Make an exact copy of the lines below.

> EXTRACTED INFORMATION:
****************
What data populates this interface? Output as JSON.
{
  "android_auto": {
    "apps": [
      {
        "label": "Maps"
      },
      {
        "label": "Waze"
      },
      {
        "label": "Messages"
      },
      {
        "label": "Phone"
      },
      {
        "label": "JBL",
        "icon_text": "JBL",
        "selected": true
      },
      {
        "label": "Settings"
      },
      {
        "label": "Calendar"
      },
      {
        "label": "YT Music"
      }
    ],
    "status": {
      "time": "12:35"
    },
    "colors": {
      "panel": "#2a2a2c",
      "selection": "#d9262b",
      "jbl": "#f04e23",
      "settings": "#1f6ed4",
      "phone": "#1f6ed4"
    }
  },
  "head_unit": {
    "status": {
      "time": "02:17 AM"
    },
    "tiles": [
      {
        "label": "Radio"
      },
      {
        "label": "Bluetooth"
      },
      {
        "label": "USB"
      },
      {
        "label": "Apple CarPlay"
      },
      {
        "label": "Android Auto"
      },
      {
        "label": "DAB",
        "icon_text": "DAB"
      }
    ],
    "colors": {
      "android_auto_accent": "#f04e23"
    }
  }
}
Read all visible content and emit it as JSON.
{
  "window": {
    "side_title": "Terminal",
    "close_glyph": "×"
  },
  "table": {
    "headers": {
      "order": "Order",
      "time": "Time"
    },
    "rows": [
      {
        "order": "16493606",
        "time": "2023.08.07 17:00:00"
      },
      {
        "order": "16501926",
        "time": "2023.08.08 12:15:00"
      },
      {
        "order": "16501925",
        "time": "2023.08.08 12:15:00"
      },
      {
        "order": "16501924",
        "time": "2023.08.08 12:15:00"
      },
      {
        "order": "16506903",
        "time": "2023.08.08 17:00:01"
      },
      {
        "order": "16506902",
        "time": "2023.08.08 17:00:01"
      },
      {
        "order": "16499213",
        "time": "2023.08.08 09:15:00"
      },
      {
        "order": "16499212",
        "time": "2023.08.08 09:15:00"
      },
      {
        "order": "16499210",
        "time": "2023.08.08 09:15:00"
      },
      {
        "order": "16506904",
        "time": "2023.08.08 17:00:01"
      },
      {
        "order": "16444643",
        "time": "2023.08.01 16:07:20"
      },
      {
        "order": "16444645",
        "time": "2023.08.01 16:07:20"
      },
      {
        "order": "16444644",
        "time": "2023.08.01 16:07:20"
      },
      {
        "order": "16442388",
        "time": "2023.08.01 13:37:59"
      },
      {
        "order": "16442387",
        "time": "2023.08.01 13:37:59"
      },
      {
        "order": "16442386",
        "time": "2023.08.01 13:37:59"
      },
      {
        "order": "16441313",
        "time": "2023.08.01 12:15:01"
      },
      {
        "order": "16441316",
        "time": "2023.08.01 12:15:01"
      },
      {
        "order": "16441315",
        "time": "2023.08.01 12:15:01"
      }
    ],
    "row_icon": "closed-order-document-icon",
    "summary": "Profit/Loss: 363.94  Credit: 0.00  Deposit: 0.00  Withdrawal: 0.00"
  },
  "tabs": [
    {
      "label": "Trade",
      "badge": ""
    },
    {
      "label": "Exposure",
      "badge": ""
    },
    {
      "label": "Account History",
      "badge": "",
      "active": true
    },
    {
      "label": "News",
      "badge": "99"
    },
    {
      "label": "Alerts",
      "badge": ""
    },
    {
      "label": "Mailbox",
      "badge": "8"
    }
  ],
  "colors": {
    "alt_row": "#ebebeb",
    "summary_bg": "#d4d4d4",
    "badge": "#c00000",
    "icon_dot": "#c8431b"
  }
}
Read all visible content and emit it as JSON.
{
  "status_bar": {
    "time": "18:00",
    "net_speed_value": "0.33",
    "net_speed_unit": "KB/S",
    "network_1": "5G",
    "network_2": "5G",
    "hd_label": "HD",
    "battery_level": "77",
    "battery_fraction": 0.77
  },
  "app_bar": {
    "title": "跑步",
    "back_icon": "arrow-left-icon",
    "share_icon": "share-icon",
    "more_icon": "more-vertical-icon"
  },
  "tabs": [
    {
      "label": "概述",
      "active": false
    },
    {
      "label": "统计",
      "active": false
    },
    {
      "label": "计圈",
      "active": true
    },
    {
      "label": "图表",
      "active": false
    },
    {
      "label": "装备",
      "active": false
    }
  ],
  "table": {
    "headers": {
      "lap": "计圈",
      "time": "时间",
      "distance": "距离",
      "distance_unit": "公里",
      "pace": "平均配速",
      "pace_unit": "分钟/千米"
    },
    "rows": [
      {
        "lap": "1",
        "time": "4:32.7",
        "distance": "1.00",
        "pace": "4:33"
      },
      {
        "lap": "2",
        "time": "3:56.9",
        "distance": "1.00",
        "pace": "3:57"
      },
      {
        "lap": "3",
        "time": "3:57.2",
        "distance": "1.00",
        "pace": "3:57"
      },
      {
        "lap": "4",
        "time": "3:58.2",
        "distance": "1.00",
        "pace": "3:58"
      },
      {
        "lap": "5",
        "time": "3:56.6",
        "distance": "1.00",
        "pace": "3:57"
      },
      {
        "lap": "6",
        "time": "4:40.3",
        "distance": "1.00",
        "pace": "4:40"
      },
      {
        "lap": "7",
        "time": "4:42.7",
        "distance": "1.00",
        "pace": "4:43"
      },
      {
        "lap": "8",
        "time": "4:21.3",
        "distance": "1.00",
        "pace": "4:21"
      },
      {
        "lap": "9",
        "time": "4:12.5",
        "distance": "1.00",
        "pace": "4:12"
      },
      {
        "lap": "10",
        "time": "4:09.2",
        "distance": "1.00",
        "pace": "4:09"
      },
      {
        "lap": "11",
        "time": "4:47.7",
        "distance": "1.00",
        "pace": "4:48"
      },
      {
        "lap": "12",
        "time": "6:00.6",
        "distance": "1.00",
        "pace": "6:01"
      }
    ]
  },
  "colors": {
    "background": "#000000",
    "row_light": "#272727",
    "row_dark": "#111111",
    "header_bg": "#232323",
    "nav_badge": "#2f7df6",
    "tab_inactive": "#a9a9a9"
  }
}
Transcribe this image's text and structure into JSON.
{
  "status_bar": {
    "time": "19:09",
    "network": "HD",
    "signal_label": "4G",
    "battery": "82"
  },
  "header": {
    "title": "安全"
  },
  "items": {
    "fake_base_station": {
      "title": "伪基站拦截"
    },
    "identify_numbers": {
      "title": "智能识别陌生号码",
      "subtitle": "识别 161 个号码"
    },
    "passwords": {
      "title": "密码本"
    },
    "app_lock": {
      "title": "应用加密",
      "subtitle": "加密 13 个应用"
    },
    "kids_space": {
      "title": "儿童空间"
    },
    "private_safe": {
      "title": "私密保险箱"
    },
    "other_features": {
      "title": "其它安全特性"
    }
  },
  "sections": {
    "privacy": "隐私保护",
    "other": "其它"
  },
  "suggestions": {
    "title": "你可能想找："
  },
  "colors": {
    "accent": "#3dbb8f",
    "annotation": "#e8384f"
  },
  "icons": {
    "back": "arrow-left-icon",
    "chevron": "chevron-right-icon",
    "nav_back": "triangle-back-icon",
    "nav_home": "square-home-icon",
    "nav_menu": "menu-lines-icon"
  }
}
****************
> SOLUTION FOR THIS PROBLEM:
What data populates this interface? Output as JSON.
{
  "android_auto": {
    "apps": [
      {
        "label": "Maps"
      },
      {
        "label": "Waze"
      },
      {
        "label": "Messages"
      },
      {
        "label": "Phone"
      },
      {
        "label": "JBL",
        "icon_text": "JBL",
        "selected": true
      },
      {
        "label": "Settings"
      },
      {
        "label": "Calendar"
      },
      {
        "label": "YT Music"
      }
    ],
    "status": {
      "time": "12:35"
    },
    "colors": {
      "panel": "#2a2a2c",
      "selection": "#d9262b",
      "jbl": "#f04e23",
      "settings": "#1f6ed4",
      "phone": "#1f6ed4"
    }
  },
  "head_unit": {
    "status": {
      "time": "02:17 AM"
    },
    "tiles": [
      {
        "label": "Radio"
      },
      {
        "label": "Bluetooth"
      },
      {
        "label": "USB"
      },
      {
        "label": "Apple CarPlay"
      },
      {
        "label": "Android Auto"
      },
      {
        "label": "DAB",
        "icon_text": "DAB"
      }
    ],
    "colors": {
      "android_auto_accent": "#f04e23"
    }
  }
}
Read all visible content and emit it as JSON.
{
  "window": {
    "side_title": "Terminal",
    "close_glyph": "×"
  },
  "table": {
    "headers": {
      "order": "Order",
      "time": "Time"
    },
    "rows": [
      {
        "order": "16493606",
        "time": "2023.08.07 17:00:00"
      },
      {
        "order": "16501926",
        "time": "2023.08.08 12:15:00"
      },
      {
        "order": "16501925",
        "time": "2023.08.08 12:15:00"
      },
      {
        "order": "16501924",
        "time": "2023.08.08 12:15:00"
      },
      {
        "order": "16506903",
        "time": "2023.08.08 17:00:01"
      },
      {
        "order": "16506902",
        "time": "2023.08.08 17:00:01"
      },
      {
        "order": "16499213",
        "time": "2023.08.08 09:15:00"
      },
      {
        "order": "16499212",
        "time": "2023.08.08 09:15:00"
      },
      {
        "order": "16499210",
        "time": "2023.08.08 09:15:00"
      },
      {
        "order": "16506904",
        "time": "2023.08.08 17:00:01"
      },
      {
        "order": "16444643",
        "time": "2023.08.01 16:07:20"
      },
      {
        "order": "16444645",
        "time": "2023.08.01 16:07:20"
      },
      {
        "order": "16444644",
        "time": "2023.08.01 16:07:20"
      },
      {
        "order": "16442388",
        "time": "2023.08.01 13:37:59"
      },
      {
        "order": "16442387",
        "time": "2023.08.01 13:37:59"
      },
      {
        "order": "16442386",
        "time": "2023.08.01 13:37:59"
      },
      {
        "order": "16441313",
        "time": "2023.08.01 12:15:01"
      },
      {
        "order": "16441316",
        "time": "2023.08.01 12:15:01"
      },
      {
        "order": "16441315",
        "time": "2023.08.01 12:15:01"
      }
    ],
    "row_icon": "closed-order-document-icon",
    "summary": "Profit/Loss: 363.94  Credit: 0.00  Deposit: 0.00  Withdrawal: 0.00"
  },
  "tabs": [
    {
      "label": "Trade",
      "badge": ""
    },
    {
      "label": "Exposure",
      "badge": ""
    },
    {
      "label": "Account History",
      "badge": "",
      "active": true
    },
    {
      "label": "News",
      "badge": "99"
    },
    {
      "label": "Alerts",
      "badge": ""
    },
    {
      "label": "Mailbox",
      "badge": "8"
    }
  ],
  "colors": {
    "alt_row": "#ebebeb",
    "summary_bg": "#d4d4d4",
    "badge": "#c00000",
    "icon_dot": "#c8431b"
  }
}
Read all visible content and emit it as JSON.
{
  "status_bar": {
    "time": "18:00",
    "net_speed_value": "0.33",
    "net_speed_unit": "KB/S",
    "network_1": "5G",
    "network_2": "5G",
    "hd_label": "HD",
    "battery_level": "77",
    "battery_fraction": 0.77
  },
  "app_bar": {
    "title": "跑步",
    "back_icon": "arrow-left-icon",
    "share_icon": "share-icon",
    "more_icon": "more-vertical-icon"
  },
  "tabs": [
    {
      "label": "概述",
      "active": false
    },
    {
      "label": "统计",
      "active": false
    },
    {
      "label": "计圈",
      "active": true
    },
    {
      "label": "图表",
      "active": false
    },
    {
      "label": "装备",
      "active": false
    }
  ],
  "table": {
    "headers": {
      "lap": "计圈",
      "time": "时间",
      "distance": "距离",
      "distance_unit": "公里",
      "pace": "平均配速",
      "pace_unit": "分钟/千米"
    },
    "rows": [
      {
        "lap": "1",
        "time": "4:32.7",
        "distance": "1.00",
        "pace": "4:33"
      },
      {
        "lap": "2",
        "time": "3:56.9",
        "distance": "1.00",
        "pace": "3:57"
      },
      {
        "lap": "3",
        "time": "3:57.2",
        "distance": "1.00",
        "pace": "3:57"
      },
      {
        "lap": "4",
        "time": "3:58.2",
        "distance": "1.00",
        "pace": "3:58"
      },
      {
        "lap": "5",
        "time": "3:56.6",
        "distance": "1.00",
        "pace": "3:57"
      },
      {
        "lap": "6",
        "time": "4:40.3",
        "distance": "1.00",
        "pace": "4:40"
      },
      {
        "lap": "7",
        "time": "4:42.7",
        "distance": "1.00",
        "pace": "4:43"
      },
      {
        "lap": "8",
        "time": "4:21.3",
        "distance": "1.00",
        "pace": "4:21"
      },
      {
        "lap": "9",
        "time": "4:12.5",
        "distance": "1.00",
        "pace": "4:12"
      },
      {
        "lap": "10",
        "time": "4:09.2",
        "distance": "1.00",
        "pace": "4:09"
      },
      {
        "lap": "11",
        "time": "4:47.7",
        "distance": "1.00",
        "pace": "4:48"
      },
      {
        "lap": "12",
        "time": "6:00.6",
        "distance": "1.00",
        "pace": "6:01"
      }
    ]
  },
  "colors": {
    "background": "#000000",
    "row_light": "#272727",
    "row_dark": "#111111",
    "header_bg": "#232323",
    "nav_badge": "#2f7df6",
    "tab_inactive": "#a9a9a9"
  }
}
Transcribe this image's text and structure into JSON.
{
  "status_bar": {
    "time": "19:09",
    "network": "HD",
    "signal_label": "4G",
    "battery": "82"
  },
  "header": {
    "title": "安全"
  },
  "items": {
    "fake_base_station": {
      "title": "伪基站拦截"
    },
    "identify_numbers": {
      "title": "智能识别陌生号码",
      "subtitle": "识别 161 个号码"
    },
    "passwords": {
      "title": "密码本"
    },
    "app_lock": {
      "title": "应用加密",
      "subtitle": "加密 13 个应用"
    },
    "kids_space": {
      "title": "儿童空间"
    },
    "private_safe": {
      "title": "私密保险箱"
    },
    "other_features": {
      "title": "其它安全特性"
    }
  },
  "sections": {
    "privacy": "隐私保护",
    "other": "其它"
  },
  "suggestions": {
    "title": "你可能想找："
  },
  "colors": {
    "accent": "#3dbb8f",
    "annotation": "#e8384f"
  },
  "icons": {
    "back": "arrow-left-icon",
    "chevron": "chevron-right-icon",
    "nav_back": "triangle-back-icon",
    "nav_home": "square-home-icon",
    "nav_menu": "menu-lines-icon"
  }
}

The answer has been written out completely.